__Work required__: Find the string "page" in the entries and copy each line that has it.

## START

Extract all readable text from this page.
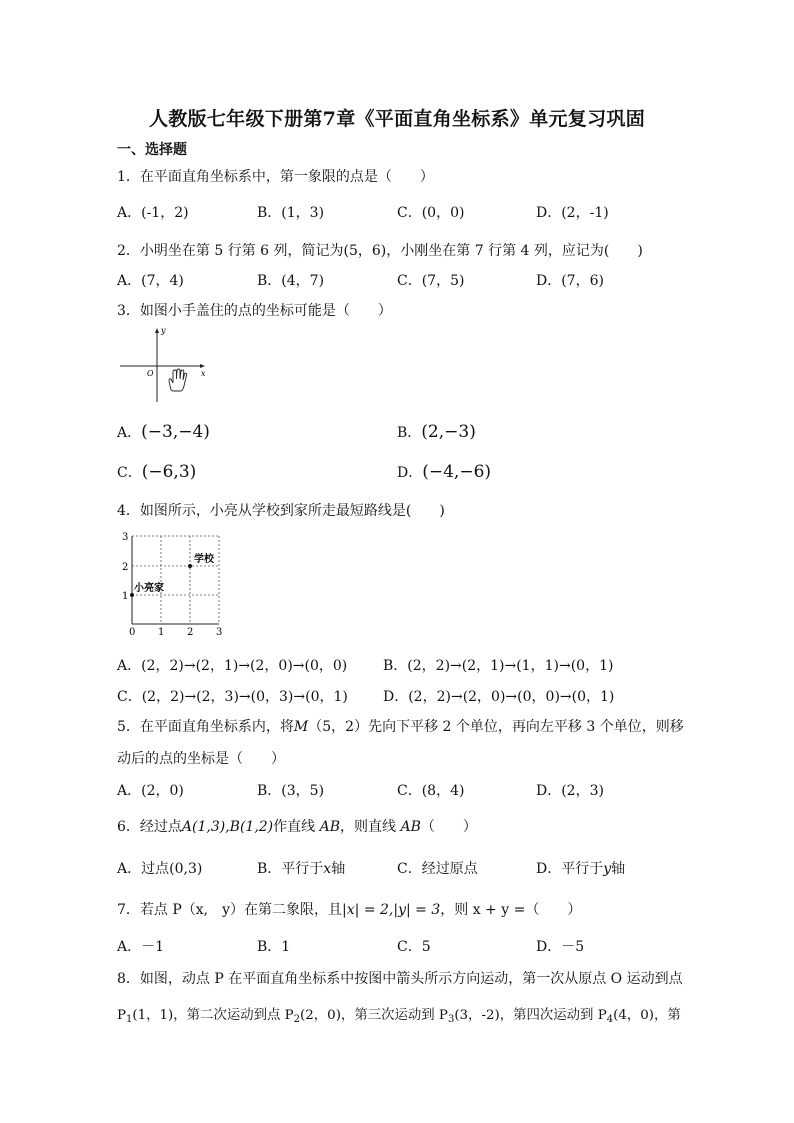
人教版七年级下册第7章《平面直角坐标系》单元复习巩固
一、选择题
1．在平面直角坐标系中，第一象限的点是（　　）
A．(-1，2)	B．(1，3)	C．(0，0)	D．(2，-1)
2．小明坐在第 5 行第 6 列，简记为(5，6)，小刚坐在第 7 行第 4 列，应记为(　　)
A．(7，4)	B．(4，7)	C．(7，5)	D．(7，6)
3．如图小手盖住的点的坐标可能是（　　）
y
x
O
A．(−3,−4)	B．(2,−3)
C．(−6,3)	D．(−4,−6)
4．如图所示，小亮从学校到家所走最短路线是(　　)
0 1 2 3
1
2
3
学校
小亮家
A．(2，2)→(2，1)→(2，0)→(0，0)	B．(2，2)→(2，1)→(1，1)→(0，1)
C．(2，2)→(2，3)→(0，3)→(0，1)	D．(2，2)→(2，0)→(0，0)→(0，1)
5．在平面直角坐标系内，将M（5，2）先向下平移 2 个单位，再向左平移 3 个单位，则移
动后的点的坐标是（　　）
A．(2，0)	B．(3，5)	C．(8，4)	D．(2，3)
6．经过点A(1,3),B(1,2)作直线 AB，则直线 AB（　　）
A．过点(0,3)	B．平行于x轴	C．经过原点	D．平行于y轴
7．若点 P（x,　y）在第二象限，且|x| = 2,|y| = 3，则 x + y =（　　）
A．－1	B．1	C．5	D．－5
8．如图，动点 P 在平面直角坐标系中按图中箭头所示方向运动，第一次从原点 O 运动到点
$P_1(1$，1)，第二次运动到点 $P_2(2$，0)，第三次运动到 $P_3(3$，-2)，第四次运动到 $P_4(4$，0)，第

## END
## START

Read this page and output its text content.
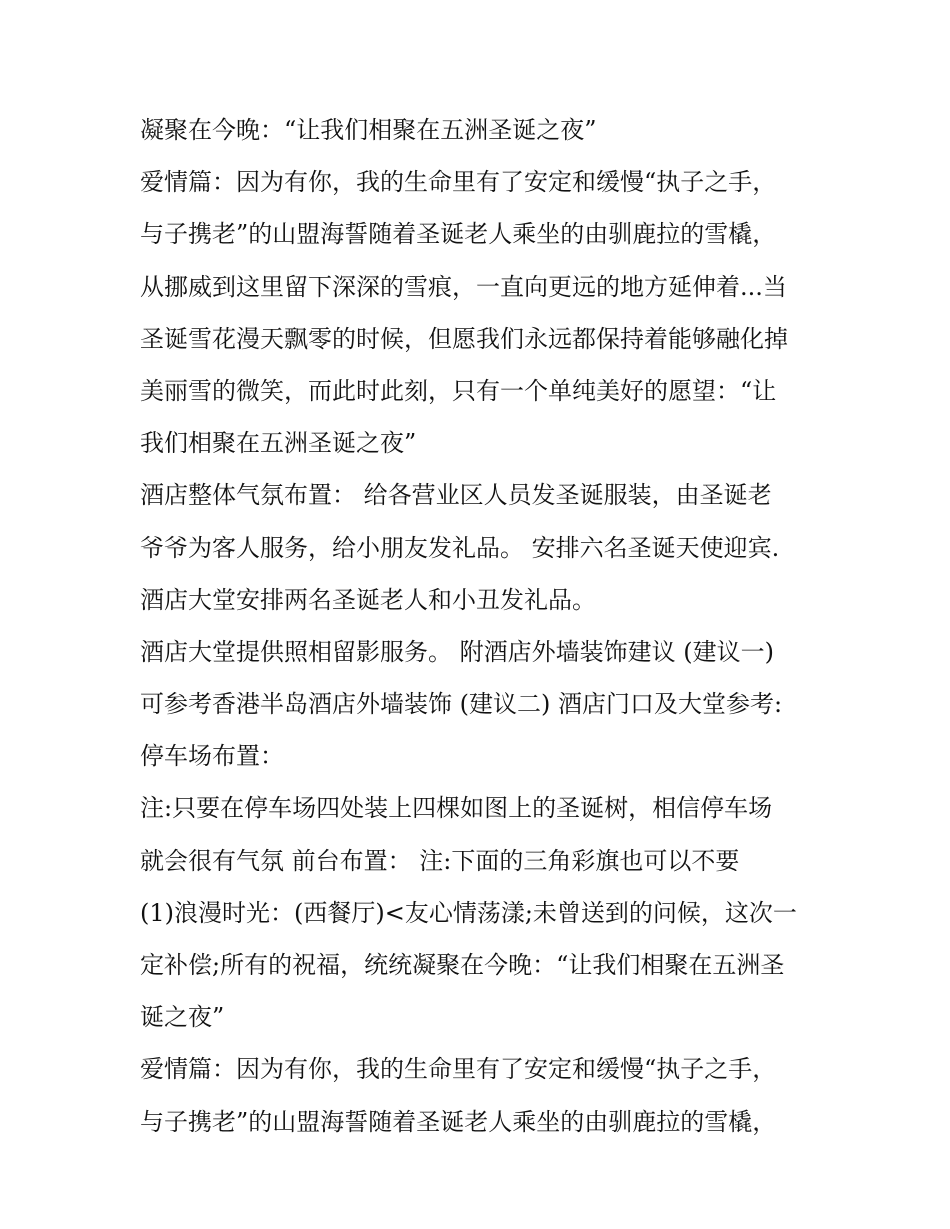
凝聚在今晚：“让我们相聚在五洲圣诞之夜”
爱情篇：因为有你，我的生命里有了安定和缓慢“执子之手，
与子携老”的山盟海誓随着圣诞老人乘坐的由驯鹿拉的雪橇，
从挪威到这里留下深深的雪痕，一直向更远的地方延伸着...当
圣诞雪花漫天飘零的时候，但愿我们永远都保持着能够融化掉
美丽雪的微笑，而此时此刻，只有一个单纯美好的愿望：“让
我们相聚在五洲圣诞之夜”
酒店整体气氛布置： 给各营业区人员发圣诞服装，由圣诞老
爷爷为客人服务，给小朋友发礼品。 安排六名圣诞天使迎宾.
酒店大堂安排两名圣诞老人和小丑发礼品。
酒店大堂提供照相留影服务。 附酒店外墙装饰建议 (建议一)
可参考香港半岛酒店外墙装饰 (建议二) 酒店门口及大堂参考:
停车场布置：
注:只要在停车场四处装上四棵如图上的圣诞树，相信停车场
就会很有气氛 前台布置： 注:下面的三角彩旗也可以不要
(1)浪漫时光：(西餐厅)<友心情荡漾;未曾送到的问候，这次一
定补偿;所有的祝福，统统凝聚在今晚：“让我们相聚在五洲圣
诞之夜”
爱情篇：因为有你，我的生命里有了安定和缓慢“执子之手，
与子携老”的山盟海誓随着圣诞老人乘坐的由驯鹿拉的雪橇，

## END
## START

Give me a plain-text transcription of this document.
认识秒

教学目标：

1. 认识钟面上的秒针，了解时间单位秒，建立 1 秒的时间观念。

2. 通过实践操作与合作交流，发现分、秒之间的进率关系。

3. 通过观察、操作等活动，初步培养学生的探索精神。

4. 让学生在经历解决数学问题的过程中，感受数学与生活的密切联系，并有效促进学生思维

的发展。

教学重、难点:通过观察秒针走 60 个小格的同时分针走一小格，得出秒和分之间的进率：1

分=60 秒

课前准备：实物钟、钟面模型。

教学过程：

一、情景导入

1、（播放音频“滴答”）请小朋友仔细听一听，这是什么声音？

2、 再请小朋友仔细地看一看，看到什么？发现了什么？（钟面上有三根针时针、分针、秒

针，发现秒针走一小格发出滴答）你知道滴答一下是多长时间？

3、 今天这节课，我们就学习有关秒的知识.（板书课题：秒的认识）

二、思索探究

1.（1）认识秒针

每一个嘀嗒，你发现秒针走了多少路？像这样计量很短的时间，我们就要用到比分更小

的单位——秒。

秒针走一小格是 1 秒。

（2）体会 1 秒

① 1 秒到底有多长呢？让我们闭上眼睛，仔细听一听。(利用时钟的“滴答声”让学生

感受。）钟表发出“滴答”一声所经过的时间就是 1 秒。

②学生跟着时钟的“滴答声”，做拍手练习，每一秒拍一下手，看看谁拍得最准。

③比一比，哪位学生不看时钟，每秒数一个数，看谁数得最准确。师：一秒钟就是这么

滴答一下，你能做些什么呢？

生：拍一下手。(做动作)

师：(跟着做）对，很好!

## END

__Answer below__:
Extract all readable text from this page.
Read this page and output its text content.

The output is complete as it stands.